| DATASET ROWS |
────────────────
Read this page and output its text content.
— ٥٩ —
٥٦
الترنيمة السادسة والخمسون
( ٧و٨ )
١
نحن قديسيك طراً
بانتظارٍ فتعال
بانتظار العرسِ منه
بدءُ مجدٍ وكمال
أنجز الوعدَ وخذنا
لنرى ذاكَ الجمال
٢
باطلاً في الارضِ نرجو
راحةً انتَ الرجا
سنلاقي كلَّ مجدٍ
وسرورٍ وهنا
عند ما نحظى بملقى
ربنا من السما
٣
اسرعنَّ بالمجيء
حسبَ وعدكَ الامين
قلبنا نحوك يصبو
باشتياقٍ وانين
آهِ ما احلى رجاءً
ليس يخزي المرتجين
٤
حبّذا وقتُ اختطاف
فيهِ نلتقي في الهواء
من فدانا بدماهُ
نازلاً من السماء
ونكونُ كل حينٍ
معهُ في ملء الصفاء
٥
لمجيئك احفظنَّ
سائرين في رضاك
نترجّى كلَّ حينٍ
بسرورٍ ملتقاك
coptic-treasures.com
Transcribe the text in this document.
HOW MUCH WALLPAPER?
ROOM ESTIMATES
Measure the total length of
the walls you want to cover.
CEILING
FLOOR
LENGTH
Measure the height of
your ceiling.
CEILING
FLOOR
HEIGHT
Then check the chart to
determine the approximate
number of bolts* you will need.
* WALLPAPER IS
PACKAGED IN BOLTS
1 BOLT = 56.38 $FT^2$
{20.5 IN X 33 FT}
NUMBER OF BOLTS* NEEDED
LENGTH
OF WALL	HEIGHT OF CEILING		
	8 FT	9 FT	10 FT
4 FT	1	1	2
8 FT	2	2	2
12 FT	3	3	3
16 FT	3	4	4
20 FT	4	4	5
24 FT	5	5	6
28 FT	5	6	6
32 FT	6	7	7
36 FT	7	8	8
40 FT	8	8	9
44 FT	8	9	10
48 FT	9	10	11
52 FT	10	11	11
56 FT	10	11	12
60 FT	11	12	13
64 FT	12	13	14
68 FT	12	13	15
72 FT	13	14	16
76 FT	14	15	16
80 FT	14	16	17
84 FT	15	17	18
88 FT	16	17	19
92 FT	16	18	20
────────────────
| REQUIRED WORK |
From the listing above, extract all records word for word.

| FULL OUTPUT |
Read this page and output its text content.
— ٥٩ —
٥٦
الترنيمة السادسة والخمسون
( ٧و٨ )
١
نحن قديسيك طراً
بانتظارٍ فتعال
بانتظار العرسِ منه
بدءُ مجدٍ وكمال
أنجز الوعدَ وخذنا
لنرى ذاكَ الجمال
٢
باطلاً في الارضِ نرجو
راحةً انتَ الرجا
سنلاقي كلَّ مجدٍ
وسرورٍ وهنا
عند ما نحظى بملقى
ربنا من السما
٣
اسرعنَّ بالمجيء
حسبَ وعدكَ الامين
قلبنا نحوك يصبو
باشتياقٍ وانين
آهِ ما احلى رجاءً
ليس يخزي المرتجين
٤
حبّذا وقتُ اختطاف
فيهِ نلتقي في الهواء
من فدانا بدماهُ
نازلاً من السماء
ونكونُ كل حينٍ
معهُ في ملء الصفاء
٥
لمجيئك احفظنَّ
سائرين في رضاك
نترجّى كلَّ حينٍ
بسرورٍ ملتقاك
coptic-treasures.com
Transcribe the text in this document.
HOW MUCH WALLPAPER?
ROOM ESTIMATES
Measure the total length of
the walls you want to cover.
CEILING
FLOOR
LENGTH
Measure the height of
your ceiling.
CEILING
FLOOR
HEIGHT
Then check the chart to
determine the approximate
number of bolts* you will need.
* WALLPAPER IS
PACKAGED IN BOLTS
1 BOLT = 56.38 $FT^2$
{20.5 IN X 33 FT}
NUMBER OF BOLTS* NEEDED
LENGTH
OF WALL	HEIGHT OF CEILING		
	8 FT	9 FT	10 FT
4 FT	1	1	2
8 FT	2	2	2
12 FT	3	3	3
16 FT	3	4	4
20 FT	4	4	5
24 FT	5	5	6
28 FT	5	6	6
32 FT	6	7	7
36 FT	7	8	8
40 FT	8	8	9
44 FT	8	9	10
48 FT	9	10	11
52 FT	10	11	11
56 FT	10	11	12
60 FT	11	12	13
64 FT	12	13	14
68 FT	12	13	15
72 FT	13	14	16
76 FT	14	15	16
80 FT	14	16	17
84 FT	15	17	18
88 FT	16	17	19
92 FT	16	18	20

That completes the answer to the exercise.